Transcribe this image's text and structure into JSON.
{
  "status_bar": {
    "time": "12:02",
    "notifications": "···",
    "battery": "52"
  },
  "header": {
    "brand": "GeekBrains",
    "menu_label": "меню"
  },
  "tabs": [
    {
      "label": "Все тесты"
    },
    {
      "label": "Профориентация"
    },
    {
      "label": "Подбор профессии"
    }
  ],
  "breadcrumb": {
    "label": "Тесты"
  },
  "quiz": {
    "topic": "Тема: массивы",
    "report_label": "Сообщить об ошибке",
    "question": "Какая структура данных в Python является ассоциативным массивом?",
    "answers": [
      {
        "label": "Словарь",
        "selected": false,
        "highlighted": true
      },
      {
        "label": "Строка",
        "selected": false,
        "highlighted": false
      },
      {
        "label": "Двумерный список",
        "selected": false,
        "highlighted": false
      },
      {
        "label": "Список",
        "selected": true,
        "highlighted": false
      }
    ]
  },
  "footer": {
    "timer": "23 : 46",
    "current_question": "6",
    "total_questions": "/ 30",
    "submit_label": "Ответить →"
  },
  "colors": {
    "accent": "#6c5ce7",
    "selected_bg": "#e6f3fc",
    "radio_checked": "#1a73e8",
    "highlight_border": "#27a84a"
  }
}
####################
§ **Your instructions**:
Every record above should be output exactly.

§ **Exercise solution**:
Transcribe this image's text and structure into JSON.
{
  "status_bar": {
    "time": "12:02",
    "notifications": "···",
    "battery": "52"
  },
  "header": {
    "brand": "GeekBrains",
    "menu_label": "меню"
  },
  "tabs": [
    {
      "label": "Все тесты"
    },
    {
      "label": "Профориентация"
    },
    {
      "label": "Подбор профессии"
    }
  ],
  "breadcrumb": {
    "label": "Тесты"
  },
  "quiz": {
    "topic": "Тема: массивы",
    "report_label": "Сообщить об ошибке",
    "question": "Какая структура данных в Python является ассоциативным массивом?",
    "answers": [
      {
        "label": "Словарь",
        "selected": false,
        "highlighted": true
      },
      {
        "label": "Строка",
        "selected": false,
        "highlighted": false
      },
      {
        "label": "Двумерный список",
        "selected": false,
        "highlighted": false
      },
      {
        "label": "Список",
        "selected": true,
        "highlighted": false
      }
    ]
  },
  "footer": {
    "timer": "23 : 46",
    "current_question": "6",
    "total_questions": "/ 30",
    "submit_label": "Ответить →"
  },
  "colors": {
    "accent": "#6c5ce7",
    "selected_bg": "#e6f3fc",
    "radio_checked": "#1a73e8",
    "highlight_border": "#27a84a"
  }
}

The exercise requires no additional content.